## RECORDS TO PROCESS:
((
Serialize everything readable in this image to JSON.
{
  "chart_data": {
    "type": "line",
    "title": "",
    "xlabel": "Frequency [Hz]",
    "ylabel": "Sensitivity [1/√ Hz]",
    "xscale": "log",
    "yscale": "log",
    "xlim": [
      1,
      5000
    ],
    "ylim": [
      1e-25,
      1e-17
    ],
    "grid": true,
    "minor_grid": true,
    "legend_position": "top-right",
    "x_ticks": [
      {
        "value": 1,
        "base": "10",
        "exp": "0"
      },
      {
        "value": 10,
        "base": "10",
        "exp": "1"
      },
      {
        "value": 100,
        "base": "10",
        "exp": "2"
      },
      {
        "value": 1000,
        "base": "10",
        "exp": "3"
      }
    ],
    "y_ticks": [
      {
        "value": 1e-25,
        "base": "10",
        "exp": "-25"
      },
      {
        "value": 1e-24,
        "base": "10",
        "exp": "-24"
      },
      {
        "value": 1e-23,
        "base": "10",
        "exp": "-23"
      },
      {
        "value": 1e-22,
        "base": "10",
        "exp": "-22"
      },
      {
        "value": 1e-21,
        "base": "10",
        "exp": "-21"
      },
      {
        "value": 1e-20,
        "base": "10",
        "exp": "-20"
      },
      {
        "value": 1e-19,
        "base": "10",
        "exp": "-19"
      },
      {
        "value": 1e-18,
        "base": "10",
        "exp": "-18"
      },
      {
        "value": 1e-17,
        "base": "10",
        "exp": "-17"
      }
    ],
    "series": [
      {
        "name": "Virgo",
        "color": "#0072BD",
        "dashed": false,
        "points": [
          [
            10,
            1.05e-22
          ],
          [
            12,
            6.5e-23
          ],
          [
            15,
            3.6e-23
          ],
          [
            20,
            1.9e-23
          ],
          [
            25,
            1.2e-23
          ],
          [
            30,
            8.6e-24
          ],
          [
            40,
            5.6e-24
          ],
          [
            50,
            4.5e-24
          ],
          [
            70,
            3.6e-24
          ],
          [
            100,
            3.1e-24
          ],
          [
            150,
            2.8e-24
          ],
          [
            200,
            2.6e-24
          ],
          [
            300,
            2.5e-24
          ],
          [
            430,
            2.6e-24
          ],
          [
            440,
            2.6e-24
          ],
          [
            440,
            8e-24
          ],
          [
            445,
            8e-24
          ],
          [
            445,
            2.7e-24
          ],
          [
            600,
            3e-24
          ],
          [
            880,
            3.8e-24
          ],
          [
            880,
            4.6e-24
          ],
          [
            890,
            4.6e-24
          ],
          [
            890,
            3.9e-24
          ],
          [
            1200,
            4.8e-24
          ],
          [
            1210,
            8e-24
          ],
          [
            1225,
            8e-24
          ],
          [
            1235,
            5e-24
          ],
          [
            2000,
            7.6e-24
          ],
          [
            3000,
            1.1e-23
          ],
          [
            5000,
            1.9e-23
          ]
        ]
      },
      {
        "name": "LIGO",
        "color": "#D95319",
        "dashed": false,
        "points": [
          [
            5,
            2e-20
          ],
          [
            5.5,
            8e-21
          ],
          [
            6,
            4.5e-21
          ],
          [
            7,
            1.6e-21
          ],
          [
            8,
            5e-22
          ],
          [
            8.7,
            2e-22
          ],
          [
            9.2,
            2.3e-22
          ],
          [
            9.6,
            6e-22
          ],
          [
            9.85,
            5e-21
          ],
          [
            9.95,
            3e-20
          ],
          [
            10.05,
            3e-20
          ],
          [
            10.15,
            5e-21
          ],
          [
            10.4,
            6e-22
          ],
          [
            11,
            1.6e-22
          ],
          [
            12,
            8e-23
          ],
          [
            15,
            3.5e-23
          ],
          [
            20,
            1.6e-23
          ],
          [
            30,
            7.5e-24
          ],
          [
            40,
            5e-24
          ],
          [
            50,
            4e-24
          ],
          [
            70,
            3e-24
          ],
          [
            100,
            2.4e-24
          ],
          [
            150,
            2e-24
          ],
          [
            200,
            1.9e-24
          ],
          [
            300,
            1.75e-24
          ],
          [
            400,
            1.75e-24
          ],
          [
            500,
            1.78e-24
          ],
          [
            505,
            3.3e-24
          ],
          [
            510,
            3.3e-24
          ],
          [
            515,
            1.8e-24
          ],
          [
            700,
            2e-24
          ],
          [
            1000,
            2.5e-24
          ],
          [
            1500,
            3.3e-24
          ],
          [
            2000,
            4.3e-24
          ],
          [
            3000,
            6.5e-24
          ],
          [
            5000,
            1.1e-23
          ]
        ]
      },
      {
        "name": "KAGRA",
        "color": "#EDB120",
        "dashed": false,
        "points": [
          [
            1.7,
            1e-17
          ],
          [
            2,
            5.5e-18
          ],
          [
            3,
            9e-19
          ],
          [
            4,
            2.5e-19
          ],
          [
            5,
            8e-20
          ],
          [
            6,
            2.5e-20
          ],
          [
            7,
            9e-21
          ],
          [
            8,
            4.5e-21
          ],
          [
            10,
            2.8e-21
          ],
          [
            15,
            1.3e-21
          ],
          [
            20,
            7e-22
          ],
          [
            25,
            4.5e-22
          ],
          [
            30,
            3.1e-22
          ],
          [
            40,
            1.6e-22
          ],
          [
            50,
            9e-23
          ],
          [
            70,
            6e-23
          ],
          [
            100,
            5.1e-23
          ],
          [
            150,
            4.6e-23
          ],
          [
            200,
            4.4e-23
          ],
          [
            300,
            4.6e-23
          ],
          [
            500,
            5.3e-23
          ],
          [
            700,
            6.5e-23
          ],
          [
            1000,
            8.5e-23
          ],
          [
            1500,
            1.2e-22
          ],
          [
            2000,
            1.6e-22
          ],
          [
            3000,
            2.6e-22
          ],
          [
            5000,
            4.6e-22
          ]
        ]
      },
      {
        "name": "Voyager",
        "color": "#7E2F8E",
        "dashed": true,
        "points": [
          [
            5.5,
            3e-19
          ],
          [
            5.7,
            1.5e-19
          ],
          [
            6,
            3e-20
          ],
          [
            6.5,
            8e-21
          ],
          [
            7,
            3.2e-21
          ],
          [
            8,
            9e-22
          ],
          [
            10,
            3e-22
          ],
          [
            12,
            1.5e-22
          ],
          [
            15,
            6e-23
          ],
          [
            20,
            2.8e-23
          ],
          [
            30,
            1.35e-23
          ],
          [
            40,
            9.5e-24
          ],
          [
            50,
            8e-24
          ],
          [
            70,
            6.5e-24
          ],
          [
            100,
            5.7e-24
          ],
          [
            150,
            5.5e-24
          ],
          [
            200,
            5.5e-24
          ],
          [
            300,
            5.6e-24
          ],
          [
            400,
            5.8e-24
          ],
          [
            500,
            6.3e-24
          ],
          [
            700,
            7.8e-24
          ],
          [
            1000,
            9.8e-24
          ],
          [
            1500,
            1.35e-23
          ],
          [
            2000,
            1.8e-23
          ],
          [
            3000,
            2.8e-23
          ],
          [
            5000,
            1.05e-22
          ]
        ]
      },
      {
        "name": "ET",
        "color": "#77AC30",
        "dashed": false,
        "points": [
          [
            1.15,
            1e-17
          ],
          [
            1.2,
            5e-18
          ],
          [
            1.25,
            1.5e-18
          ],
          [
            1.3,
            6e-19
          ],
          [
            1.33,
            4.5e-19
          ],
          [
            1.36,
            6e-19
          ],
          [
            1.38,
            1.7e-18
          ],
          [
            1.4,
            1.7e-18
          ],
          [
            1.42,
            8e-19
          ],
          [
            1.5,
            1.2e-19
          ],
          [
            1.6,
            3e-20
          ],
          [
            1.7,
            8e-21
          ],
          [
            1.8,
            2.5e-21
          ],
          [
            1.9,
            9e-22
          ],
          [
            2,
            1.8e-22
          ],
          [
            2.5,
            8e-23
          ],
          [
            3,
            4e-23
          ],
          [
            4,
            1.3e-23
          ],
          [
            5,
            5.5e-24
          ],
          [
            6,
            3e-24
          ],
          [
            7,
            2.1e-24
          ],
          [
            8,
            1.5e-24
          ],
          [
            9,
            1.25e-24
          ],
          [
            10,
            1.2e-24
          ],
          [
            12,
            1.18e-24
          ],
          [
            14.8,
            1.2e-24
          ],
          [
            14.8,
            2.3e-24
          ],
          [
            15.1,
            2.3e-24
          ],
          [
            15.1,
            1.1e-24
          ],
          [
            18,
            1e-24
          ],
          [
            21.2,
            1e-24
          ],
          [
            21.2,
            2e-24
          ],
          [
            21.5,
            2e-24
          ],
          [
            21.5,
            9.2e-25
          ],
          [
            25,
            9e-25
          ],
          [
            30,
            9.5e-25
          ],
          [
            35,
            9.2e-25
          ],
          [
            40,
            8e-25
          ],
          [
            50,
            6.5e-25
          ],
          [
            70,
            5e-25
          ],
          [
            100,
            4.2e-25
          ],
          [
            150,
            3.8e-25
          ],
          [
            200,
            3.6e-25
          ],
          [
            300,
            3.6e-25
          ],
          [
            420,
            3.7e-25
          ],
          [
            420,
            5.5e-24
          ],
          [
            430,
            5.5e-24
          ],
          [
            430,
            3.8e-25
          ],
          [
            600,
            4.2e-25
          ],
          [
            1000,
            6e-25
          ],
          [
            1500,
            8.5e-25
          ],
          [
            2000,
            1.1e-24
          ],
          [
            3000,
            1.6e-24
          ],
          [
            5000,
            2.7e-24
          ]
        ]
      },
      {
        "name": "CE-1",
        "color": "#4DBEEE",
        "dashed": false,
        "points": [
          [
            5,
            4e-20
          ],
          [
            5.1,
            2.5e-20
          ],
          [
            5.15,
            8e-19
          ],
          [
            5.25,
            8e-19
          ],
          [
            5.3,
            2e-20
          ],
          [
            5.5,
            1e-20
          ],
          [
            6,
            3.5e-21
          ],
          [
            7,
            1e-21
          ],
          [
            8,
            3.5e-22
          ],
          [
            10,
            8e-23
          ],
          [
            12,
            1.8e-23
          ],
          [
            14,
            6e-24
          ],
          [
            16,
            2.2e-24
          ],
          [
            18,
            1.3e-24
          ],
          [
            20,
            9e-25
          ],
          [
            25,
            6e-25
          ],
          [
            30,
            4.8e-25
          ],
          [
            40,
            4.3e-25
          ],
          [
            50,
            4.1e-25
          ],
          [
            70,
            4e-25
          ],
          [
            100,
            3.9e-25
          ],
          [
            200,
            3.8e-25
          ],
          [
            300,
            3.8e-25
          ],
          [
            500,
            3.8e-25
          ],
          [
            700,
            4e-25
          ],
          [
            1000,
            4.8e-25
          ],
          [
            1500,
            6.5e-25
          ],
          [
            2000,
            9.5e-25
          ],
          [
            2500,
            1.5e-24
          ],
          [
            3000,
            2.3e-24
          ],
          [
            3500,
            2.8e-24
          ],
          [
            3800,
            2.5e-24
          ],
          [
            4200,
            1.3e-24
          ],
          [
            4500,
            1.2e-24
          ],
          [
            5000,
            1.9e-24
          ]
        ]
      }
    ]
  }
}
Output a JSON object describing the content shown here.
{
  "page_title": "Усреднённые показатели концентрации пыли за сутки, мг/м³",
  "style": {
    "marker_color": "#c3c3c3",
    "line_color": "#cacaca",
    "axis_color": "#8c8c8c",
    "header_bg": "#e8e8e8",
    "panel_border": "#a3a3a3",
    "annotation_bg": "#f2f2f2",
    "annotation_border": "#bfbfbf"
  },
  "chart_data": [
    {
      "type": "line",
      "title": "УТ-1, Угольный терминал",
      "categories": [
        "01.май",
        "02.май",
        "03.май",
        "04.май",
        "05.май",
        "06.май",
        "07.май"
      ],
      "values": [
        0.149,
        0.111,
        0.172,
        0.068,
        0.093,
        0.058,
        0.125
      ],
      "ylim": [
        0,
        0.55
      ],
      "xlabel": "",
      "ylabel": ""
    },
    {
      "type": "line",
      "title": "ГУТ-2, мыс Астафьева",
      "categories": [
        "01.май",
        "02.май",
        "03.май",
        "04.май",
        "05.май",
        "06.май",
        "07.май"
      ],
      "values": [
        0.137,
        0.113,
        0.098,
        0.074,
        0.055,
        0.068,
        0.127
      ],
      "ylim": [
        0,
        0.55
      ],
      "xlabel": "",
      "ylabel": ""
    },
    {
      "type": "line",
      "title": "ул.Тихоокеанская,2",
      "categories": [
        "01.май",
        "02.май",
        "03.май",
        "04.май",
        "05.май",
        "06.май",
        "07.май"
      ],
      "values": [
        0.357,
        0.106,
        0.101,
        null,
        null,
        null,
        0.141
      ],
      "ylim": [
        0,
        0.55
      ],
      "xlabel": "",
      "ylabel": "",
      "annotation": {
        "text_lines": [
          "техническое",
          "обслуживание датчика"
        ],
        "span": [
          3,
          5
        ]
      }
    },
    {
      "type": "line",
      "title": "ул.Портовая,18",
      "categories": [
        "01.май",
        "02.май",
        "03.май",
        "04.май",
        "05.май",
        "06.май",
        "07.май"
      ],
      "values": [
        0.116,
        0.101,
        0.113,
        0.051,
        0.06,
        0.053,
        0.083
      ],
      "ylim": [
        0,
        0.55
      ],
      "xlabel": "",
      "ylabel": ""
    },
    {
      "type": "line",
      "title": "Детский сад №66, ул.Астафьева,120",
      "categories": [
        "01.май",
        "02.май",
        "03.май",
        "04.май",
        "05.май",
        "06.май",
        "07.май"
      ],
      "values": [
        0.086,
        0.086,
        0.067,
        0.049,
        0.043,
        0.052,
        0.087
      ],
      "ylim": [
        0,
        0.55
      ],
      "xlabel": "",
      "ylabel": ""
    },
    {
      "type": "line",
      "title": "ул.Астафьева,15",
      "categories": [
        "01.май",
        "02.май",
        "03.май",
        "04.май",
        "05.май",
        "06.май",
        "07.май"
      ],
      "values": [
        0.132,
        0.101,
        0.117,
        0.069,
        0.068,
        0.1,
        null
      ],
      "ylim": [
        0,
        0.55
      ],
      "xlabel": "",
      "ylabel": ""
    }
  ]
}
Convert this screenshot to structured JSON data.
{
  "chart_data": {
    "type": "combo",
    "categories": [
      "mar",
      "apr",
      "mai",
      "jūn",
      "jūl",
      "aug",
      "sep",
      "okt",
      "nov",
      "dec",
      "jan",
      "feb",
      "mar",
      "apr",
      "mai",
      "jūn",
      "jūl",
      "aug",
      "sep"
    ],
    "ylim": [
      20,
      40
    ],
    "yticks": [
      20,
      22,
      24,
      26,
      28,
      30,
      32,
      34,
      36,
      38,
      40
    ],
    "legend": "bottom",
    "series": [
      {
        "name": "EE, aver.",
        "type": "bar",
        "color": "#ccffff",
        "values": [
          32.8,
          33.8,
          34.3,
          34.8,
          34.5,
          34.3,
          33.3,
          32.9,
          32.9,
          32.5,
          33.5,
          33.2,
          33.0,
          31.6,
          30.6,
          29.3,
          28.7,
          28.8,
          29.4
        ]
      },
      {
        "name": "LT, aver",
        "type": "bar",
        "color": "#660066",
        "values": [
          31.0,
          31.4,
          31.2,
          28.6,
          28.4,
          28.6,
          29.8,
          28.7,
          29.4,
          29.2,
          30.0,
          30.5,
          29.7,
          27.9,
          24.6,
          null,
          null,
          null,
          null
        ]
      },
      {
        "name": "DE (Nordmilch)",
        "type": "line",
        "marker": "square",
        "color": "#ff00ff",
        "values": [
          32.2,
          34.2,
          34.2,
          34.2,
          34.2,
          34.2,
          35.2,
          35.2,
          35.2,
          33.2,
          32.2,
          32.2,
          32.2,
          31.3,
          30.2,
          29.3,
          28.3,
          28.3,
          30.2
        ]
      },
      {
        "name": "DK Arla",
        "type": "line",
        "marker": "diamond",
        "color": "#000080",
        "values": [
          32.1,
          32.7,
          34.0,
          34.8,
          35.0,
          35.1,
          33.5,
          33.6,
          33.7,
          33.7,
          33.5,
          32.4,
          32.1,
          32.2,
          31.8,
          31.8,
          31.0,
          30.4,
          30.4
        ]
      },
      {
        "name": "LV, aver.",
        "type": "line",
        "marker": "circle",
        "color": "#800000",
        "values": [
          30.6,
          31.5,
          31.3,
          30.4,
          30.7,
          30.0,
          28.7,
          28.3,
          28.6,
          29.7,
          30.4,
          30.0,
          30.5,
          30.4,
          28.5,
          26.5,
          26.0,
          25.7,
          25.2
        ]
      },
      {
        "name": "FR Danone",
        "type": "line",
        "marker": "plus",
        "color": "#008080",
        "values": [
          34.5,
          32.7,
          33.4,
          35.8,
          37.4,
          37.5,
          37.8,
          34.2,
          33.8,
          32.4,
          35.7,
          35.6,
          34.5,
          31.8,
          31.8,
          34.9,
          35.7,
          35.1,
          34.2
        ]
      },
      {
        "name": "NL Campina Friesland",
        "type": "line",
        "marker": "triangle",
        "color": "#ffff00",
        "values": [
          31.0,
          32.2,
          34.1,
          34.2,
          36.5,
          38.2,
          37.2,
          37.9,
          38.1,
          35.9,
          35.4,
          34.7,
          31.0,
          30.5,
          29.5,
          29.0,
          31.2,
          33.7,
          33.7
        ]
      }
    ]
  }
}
))
## WHAT YOU WILL DO:
Above are the records. Identify each line that contains the word "this".

## FINISHED EXERCISE:
Serialize everything readable in this image to JSON.
Convert this screenshot to structured JSON data.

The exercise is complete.